▸ The problem
Track down each line that has the word "متفرق" and copy it.

▸ Supplied entries
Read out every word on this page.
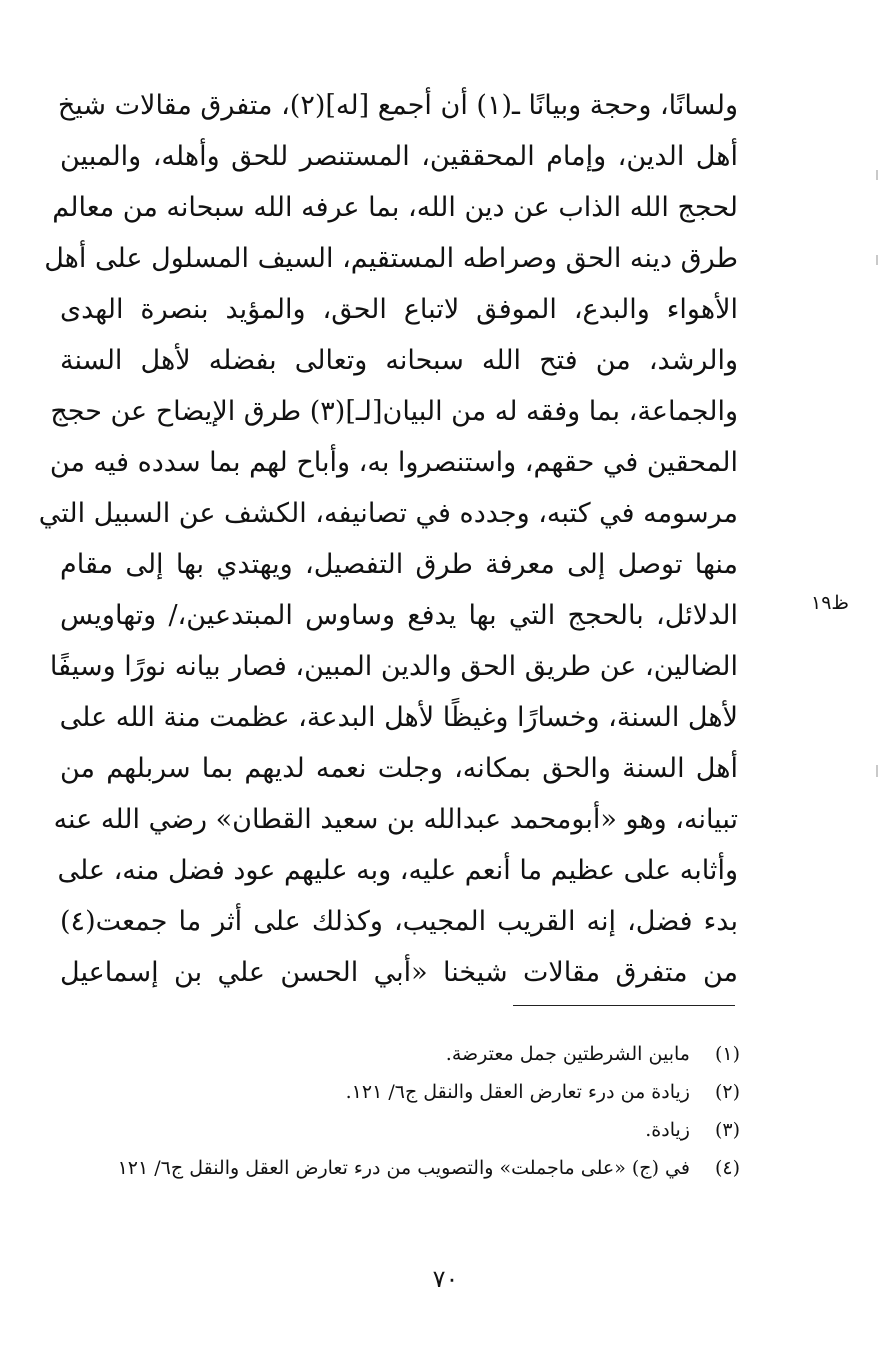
ولسانًا، وحجة وبيانًا ـ(١) أن أجمع [له](٢)، متفرق مقالات شيخ
أهل الدين، وإمام المحققين، المستنصر للحق وأهله، والمبين
لحجج الله الذاب عن دين الله، بما عرفه الله سبحانه من معالم
طرق دينه الحق وصراطه المستقيم، السيف المسلول على أهل
الأهواء والبدع، الموفق لاتباع الحق، والمؤيد بنصرة الهدى
والرشد، من فتح الله سبحانه وتعالى بفضله لأهل السنة
والجماعة، بما وفقه له من البيان[لـ](٣) طرق الإيضاح عن حجج
المحقين في حقهم، واستنصروا به، وأباح لهم بما سدده فيه من
مرسومه في كتبه، وجدده في تصانيفه، الكشف عن السبيل التي
منها توصل إلى معرفة طرق التفصيل، ويهتدي بها إلى مقام
الدلائل، بالحجج التي بها يدفع وساوس المبتدعين،/ وتهاويس
الضالين، عن طريق الحق والدين المبين، فصار بيانه نورًا وسيفًا
لأهل السنة، وخسارًا وغيظًا لأهل البدعة، عظمت منة الله على
أهل السنة والحق بمكانه، وجلت نعمه لديهم بما سربلهم من
تبيانه، وهو «أبومحمد عبدالله بن سعيد القطان» رضي الله عنه
وأثابه على عظيم ما أنعم عليه، وبه عليهم عود فضل منه، على
بدء فضل، إنه القريب المجيب، وكذلك على أثر ما جمعت(٤)
من متفرق مقالات شيخنا «أبي الحسن علي بن إسماعيل
ظ١٩
(١) مابين الشرطتين جمل معترضة.
(٢) زيادة من درء تعارض العقل والنقل ج٦/ ١٢١.
(٣) زيادة.
(٤) في (ج) «على ماجملت» والتصويب من درء تعارض العقل والنقل ج٦/ ١٢١
٧٠
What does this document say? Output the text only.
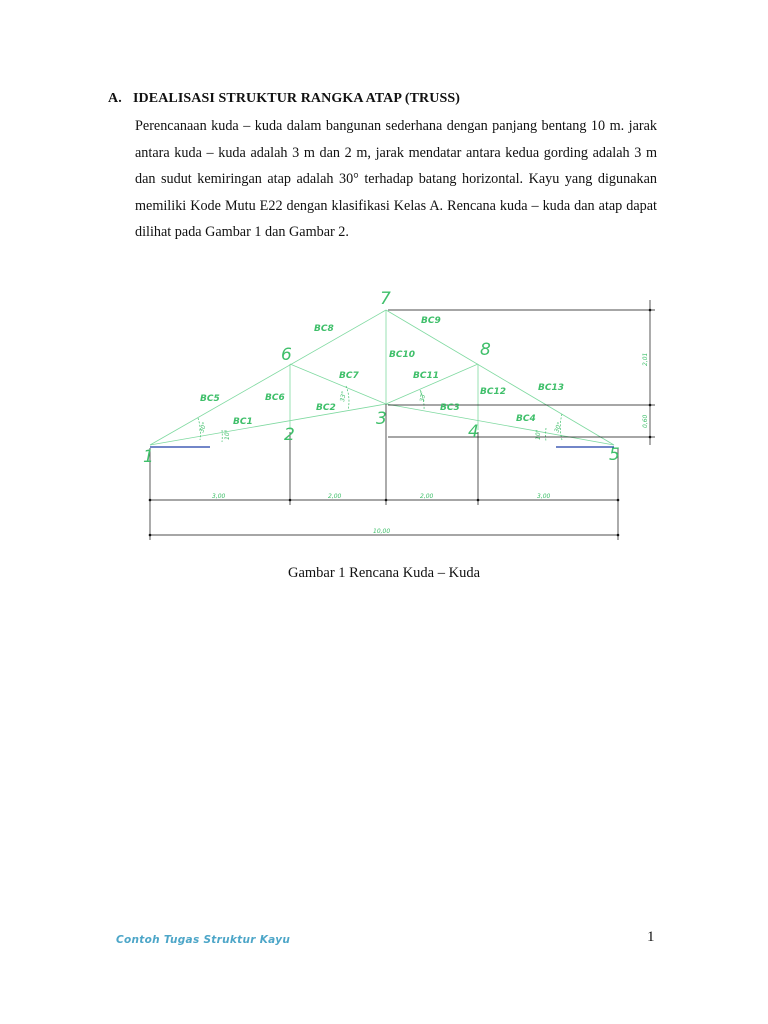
A. IDEALISASI STRUKTUR RANGKA ATAP (TRUSS)

Perencanaan kuda – kuda dalam bangunan sederhana dengan panjang bentang 10 m. jarak antara kuda – kuda adalah 3 m dan 2 m, jarak mendatar antara kedua gording adalah 3 m dan sudut kemiringan atap adalah 30° terhadap batang horizontal. Kayu yang digunakan memiliki Kode Mutu E22 dengan klasifikasi Kelas A. Rencana kuda – kuda dan atap dapat dilihat pada Gambar 1 dan Gambar 2.

7
6	8
3
2	4
1	5
BC8
BC9
BC10
BC7	BC11
BC12	BC13
BC5	BC6
BC2	BC3
BC1	BC4
30°
10°
33°	33°
30°
10°
3,00	2,00	2,00	3,00
10,00
2,01
0,60
Gambar 1 Rencana Kuda – Kuda
Contoh Tugas Struktur Kayu	1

▸ Result for this exercise
ولسانًا، وحجة وبيانًا ـ(١) أن أجمع [له](٢)، متفرق مقالات شيخ
من متفرق مقالات شيخنا «أبي الحسن علي بن إسماعيل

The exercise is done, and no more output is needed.